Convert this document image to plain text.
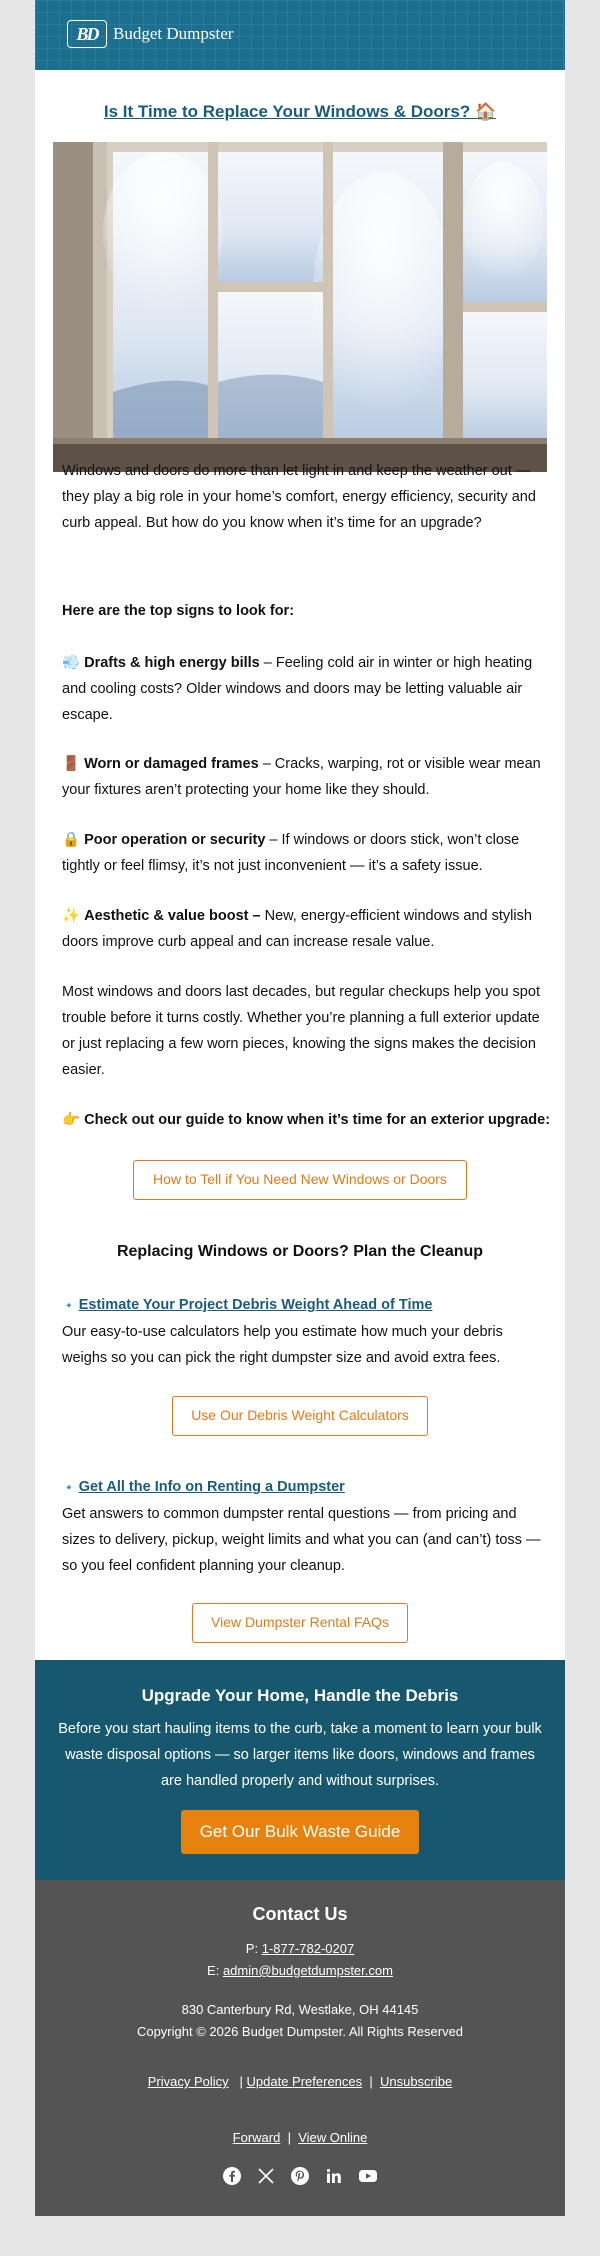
BD Budget Dumpster
Is It Time to Replace Your Windows & Doors? 🏠

Windows and doors do more than let light in and keep the weather out — they play a big role in your home’s comfort, energy efficiency, security and curb appeal. But how do you know when it’s time for an upgrade?

Here are the top signs to look for:

💨 Drafts & high energy bills – Feeling cold air in winter or high heating and cooling costs? Older windows and doors may be letting valuable air escape.

🚪 Worn or damaged frames – Cracks, warping, rot or visible wear mean your fixtures aren’t protecting your home like they should.

🔒 Poor operation or security – If windows or doors stick, won’t close tightly or feel flimsy, it’s not just inconvenient — it’s a safety issue.

✨ Aesthetic & value boost – New, energy-efficient windows and stylish doors improve curb appeal and can increase resale value.

Most windows and doors last decades, but regular checkups help you spot trouble before it turns costly. Whether you’re planning a full exterior update or just replacing a few worn pieces, knowing the signs makes the decision easier.

👉 Check out our guide to know when it’s time for an exterior upgrade:

How to Tell if You Need New Windows or Doors
Replacing Windows or Doors? Plan the Cleanup

🔹 Estimate Your Project Debris Weight Ahead of Time

Our easy-to-use calculators help you estimate how much your debris weighs so you can pick the right dumpster size and avoid extra fees.

Use Our Debris Weight Calculators

🔹 Get All the Info on Renting a Dumpster

Get answers to common dumpster rental questions — from pricing and sizes to delivery, pickup, weight limits and what you can (and can’t) toss — so you feel confident planning your cleanup.

View Dumpster Rental FAQs
Upgrade Your Home, Handle the Debris
Before you start hauling items to the curb, take a moment to learn your bulk waste disposal options — so larger items like doors, windows and frames are handled properly and without surprises.
Get Our Bulk Waste Guide
Contact Us
P: 1-877-782-0207
E: admin@budgetdumpster.com
830 Canterbury Rd, Westlake, OH 44145
Copyright © 2026 Budget Dumpster. All Rights Reserved
Privacy Policy   | Update Preferences  |  Unsubscribe
Forward  |  View Online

▸ AIM OF THE TASK: Search the data for "just". Copy every line that has it.

▸ CORRECT ANSWER:
🔒 Poor operation or security – If windows or doors stick, won’t close tightly or feel flimsy, it’s not just inconvenient — it’s a safety issue.
Most windows and doors last decades, but regular checkups help you spot trouble before it turns costly. Whether you’re planning a full exterior update or just replacing a few worn pieces, knowing the signs makes the decision easier.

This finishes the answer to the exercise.